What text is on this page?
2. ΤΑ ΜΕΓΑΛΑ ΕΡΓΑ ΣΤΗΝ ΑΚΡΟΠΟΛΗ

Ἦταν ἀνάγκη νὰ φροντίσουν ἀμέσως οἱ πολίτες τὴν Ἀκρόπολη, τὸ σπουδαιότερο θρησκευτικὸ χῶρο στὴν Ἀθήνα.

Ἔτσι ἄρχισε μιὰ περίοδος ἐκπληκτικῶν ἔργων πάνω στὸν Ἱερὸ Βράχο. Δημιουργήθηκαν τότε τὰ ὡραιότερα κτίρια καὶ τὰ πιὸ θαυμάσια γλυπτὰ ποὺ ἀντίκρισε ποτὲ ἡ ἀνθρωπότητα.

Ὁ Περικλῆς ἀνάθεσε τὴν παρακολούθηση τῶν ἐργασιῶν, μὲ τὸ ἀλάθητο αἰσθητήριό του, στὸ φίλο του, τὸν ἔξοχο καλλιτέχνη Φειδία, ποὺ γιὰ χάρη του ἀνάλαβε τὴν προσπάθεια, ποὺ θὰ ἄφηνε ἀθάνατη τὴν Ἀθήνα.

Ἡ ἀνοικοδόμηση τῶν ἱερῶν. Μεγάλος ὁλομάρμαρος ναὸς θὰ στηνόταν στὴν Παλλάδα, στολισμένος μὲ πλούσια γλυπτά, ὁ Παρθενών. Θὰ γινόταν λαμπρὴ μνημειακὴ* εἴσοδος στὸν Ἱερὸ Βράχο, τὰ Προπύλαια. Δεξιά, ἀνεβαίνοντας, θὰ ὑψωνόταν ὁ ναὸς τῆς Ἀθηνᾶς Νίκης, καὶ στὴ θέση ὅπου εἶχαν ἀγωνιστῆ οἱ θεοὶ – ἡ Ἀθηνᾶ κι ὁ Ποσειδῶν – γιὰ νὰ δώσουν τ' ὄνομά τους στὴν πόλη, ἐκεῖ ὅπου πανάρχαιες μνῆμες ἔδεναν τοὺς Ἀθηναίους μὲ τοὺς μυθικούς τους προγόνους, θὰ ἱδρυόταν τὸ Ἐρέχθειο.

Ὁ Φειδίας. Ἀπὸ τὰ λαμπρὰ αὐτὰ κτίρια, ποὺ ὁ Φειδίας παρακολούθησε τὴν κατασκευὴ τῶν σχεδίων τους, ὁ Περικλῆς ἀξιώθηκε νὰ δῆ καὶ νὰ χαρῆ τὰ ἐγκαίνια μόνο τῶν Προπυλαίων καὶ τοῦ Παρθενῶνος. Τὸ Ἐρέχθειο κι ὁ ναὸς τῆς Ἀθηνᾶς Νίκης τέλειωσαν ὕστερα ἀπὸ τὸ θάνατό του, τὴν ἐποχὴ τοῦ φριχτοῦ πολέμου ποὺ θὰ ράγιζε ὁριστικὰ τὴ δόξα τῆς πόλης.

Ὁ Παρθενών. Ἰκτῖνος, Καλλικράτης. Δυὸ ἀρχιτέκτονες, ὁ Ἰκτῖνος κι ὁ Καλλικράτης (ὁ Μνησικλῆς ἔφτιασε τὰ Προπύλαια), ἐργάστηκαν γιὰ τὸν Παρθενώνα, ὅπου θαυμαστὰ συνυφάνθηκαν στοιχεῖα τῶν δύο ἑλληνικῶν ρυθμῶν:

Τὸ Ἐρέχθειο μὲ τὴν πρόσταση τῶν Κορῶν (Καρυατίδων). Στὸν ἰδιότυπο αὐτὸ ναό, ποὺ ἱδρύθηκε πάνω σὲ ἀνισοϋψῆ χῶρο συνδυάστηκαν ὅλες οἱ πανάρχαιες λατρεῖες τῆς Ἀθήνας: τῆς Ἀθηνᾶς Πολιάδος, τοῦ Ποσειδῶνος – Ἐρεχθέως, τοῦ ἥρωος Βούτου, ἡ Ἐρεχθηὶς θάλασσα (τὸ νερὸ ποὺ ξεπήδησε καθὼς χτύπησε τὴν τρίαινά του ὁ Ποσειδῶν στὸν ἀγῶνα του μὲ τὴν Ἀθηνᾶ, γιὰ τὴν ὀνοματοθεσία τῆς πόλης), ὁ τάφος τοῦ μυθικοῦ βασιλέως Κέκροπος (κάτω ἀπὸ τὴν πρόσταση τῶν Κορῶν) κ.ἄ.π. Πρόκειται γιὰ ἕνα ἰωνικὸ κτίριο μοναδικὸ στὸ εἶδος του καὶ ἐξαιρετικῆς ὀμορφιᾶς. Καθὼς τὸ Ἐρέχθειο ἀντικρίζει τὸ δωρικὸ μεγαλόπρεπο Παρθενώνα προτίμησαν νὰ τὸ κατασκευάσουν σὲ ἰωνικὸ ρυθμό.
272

---

Repeat back the data above, exact to the last character.

--- COMPLETED TASK ---
What text is on this page?
2. ΤΑ ΜΕΓΑΛΑ ΕΡΓΑ ΣΤΗΝ ΑΚΡΟΠΟΛΗ

Ἦταν ἀνάγκη νὰ φροντίσουν ἀμέσως οἱ πολίτες τὴν Ἀκρόπολη, τὸ σπουδαιότερο θρησκευτικὸ χῶρο στὴν Ἀθήνα.

Ἔτσι ἄρχισε μιὰ περίοδος ἐκπληκτικῶν ἔργων πάνω στὸν Ἱερὸ Βράχο. Δημιουργήθηκαν τότε τὰ ὡραιότερα κτίρια καὶ τὰ πιὸ θαυμάσια γλυπτὰ ποὺ ἀντίκρισε ποτὲ ἡ ἀνθρωπότητα.

Ὁ Περικλῆς ἀνάθεσε τὴν παρακολούθηση τῶν ἐργασιῶν, μὲ τὸ ἀλάθητο αἰσθητήριό του, στὸ φίλο του, τὸν ἔξοχο καλλιτέχνη Φειδία, ποὺ γιὰ χάρη του ἀνάλαβε τὴν προσπάθεια, ποὺ θὰ ἄφηνε ἀθάνατη τὴν Ἀθήνα.

Ἡ ἀνοικοδόμηση τῶν ἱερῶν. Μεγάλος ὁλομάρμαρος ναὸς θὰ στηνόταν στὴν Παλλάδα, στολισμένος μὲ πλούσια γλυπτά, ὁ Παρθενών. Θὰ γινόταν λαμπρὴ μνημειακὴ* εἴσοδος στὸν Ἱερὸ Βράχο, τὰ Προπύλαια. Δεξιά, ἀνεβαίνοντας, θὰ ὑψωνόταν ὁ ναὸς τῆς Ἀθηνᾶς Νίκης, καὶ στὴ θέση ὅπου εἶχαν ἀγωνιστῆ οἱ θεοὶ – ἡ Ἀθηνᾶ κι ὁ Ποσειδῶν – γιὰ νὰ δώσουν τ' ὄνομά τους στὴν πόλη, ἐκεῖ ὅπου πανάρχαιες μνῆμες ἔδεναν τοὺς Ἀθηναίους μὲ τοὺς μυθικούς τους προγόνους, θὰ ἱδρυόταν τὸ Ἐρέχθειο.

Ὁ Φειδίας. Ἀπὸ τὰ λαμπρὰ αὐτὰ κτίρια, ποὺ ὁ Φειδίας παρακολούθησε τὴν κατασκευὴ τῶν σχεδίων τους, ὁ Περικλῆς ἀξιώθηκε νὰ δῆ καὶ νὰ χαρῆ τὰ ἐγκαίνια μόνο τῶν Προπυλαίων καὶ τοῦ Παρθενῶνος. Τὸ Ἐρέχθειο κι ὁ ναὸς τῆς Ἀθηνᾶς Νίκης τέλειωσαν ὕστερα ἀπὸ τὸ θάνατό του, τὴν ἐποχὴ τοῦ φριχτοῦ πολέμου ποὺ θὰ ράγιζε ὁριστικὰ τὴ δόξα τῆς πόλης.

Ὁ Παρθενών. Ἰκτῖνος, Καλλικράτης. Δυὸ ἀρχιτέκτονες, ὁ Ἰκτῖνος κι ὁ Καλλικράτης (ὁ Μνησικλῆς ἔφτιασε τὰ Προπύλαια), ἐργάστηκαν γιὰ τὸν Παρθενώνα, ὅπου θαυμαστὰ συνυφάνθηκαν στοιχεῖα τῶν δύο ἑλληνικῶν ρυθμῶν:

Τὸ Ἐρέχθειο μὲ τὴν πρόσταση τῶν Κορῶν (Καρυατίδων). Στὸν ἰδιότυπο αὐτὸ ναό, ποὺ ἱδρύθηκε πάνω σὲ ἀνισοϋψῆ χῶρο συνδυάστηκαν ὅλες οἱ πανάρχαιες λατρεῖες τῆς Ἀθήνας: τῆς Ἀθηνᾶς Πολιάδος, τοῦ Ποσειδῶνος – Ἐρεχθέως, τοῦ ἥρωος Βούτου, ἡ Ἐρεχθηὶς θάλασσα (τὸ νερὸ ποὺ ξεπήδησε καθὼς χτύπησε τὴν τρίαινά του ὁ Ποσειδῶν στὸν ἀγῶνα του μὲ τὴν Ἀθηνᾶ, γιὰ τὴν ὀνοματοθεσία τῆς πόλης), ὁ τάφος τοῦ μυθικοῦ βασιλέως Κέκροπος (κάτω ἀπὸ τὴν πρόσταση τῶν Κορῶν) κ.ἄ.π. Πρόκειται γιὰ ἕνα ἰωνικὸ κτίριο μοναδικὸ στὸ εἶδος του καὶ ἐξαιρετικῆς ὀμορφιᾶς. Καθὼς τὸ Ἐρέχθειο ἀντικρίζει τὸ δωρικὸ μεγαλόπρεπο Παρθενώνα προτίμησαν νὰ τὸ κατασκευάσουν σὲ ἰωνικὸ ρυθμό.
272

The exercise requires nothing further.